▸ **STATED EXERCISE**
Pick out the lines below that include the string "http".

* start RECORDS TO USE *

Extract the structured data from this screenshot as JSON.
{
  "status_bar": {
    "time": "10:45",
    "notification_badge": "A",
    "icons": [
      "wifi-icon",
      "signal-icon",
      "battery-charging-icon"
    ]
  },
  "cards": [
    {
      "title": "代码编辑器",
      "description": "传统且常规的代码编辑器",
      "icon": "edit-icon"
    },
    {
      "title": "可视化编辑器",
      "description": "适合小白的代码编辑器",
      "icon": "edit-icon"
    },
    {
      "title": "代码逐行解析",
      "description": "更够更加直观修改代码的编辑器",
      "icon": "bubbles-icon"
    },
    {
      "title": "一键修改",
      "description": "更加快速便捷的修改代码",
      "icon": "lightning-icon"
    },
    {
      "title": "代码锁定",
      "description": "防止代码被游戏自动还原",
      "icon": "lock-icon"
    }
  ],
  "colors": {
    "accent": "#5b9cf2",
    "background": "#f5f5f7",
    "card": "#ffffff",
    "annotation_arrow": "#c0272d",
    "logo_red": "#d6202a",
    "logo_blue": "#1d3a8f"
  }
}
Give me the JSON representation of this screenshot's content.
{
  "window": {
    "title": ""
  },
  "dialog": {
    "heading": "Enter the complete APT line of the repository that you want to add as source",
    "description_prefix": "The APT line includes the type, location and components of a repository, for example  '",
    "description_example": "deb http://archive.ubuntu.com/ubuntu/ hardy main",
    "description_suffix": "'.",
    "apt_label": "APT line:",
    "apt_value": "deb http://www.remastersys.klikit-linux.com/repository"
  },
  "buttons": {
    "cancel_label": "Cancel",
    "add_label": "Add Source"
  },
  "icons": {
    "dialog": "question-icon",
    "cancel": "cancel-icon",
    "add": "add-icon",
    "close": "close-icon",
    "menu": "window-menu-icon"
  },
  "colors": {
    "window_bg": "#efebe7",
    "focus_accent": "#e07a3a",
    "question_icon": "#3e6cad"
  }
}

* end RECORDS TO USE *

▸ **EXERCISE ANSWER**
    "description_example": "deb http://archive.ubuntu.com/ubuntu/ hardy main",
    "apt_value": "deb http://www.remastersys.klikit-linux.com/repository"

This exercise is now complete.